>> START

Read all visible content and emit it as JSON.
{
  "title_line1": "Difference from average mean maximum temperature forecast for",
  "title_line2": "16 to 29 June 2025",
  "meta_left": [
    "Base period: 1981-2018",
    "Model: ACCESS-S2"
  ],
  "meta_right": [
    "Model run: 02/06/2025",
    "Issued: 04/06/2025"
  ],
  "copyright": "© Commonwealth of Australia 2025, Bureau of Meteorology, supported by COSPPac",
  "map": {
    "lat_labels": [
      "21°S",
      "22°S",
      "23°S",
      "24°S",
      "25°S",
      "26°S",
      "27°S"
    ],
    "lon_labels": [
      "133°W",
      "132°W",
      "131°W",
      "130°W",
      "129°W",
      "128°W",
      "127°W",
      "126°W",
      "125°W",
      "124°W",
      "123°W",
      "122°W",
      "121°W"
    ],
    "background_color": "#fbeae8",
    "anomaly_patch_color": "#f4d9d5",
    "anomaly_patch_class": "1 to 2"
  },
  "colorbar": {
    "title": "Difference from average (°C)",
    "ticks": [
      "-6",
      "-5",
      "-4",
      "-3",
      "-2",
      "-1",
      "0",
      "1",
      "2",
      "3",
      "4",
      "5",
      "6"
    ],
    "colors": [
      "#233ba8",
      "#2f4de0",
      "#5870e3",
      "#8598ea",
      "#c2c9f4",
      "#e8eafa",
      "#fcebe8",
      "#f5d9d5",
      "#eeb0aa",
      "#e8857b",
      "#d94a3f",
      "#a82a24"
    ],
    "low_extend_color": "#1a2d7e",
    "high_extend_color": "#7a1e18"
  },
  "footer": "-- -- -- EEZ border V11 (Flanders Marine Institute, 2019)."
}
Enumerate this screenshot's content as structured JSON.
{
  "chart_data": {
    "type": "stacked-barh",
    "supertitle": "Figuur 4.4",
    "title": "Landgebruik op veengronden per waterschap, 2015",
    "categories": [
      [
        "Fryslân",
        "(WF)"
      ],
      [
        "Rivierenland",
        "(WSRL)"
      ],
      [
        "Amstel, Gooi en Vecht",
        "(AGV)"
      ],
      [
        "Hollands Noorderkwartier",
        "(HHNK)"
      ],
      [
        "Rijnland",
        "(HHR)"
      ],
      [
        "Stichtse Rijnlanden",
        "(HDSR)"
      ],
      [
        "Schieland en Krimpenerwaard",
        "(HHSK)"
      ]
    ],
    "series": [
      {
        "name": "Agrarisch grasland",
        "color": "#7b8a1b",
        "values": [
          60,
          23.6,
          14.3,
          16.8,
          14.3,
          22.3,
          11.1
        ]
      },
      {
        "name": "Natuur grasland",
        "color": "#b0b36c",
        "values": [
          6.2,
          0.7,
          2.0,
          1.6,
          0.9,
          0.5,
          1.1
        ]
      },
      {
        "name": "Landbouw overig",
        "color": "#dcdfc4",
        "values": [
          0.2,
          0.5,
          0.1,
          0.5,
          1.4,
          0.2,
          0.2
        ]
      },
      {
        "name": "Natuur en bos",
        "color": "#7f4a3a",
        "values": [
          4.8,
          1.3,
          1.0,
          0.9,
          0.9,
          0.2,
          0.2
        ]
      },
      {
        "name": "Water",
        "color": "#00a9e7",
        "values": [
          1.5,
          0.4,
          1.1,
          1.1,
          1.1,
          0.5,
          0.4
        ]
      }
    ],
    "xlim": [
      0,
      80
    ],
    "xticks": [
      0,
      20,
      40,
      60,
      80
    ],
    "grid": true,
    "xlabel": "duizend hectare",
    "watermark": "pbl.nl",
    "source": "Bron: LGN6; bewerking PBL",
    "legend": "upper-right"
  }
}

>> END

* **THE PROBLEM**: Tally up the lines in the records containing the word "content", then give the count and nothing else.

* **THE SOLUTION**: 2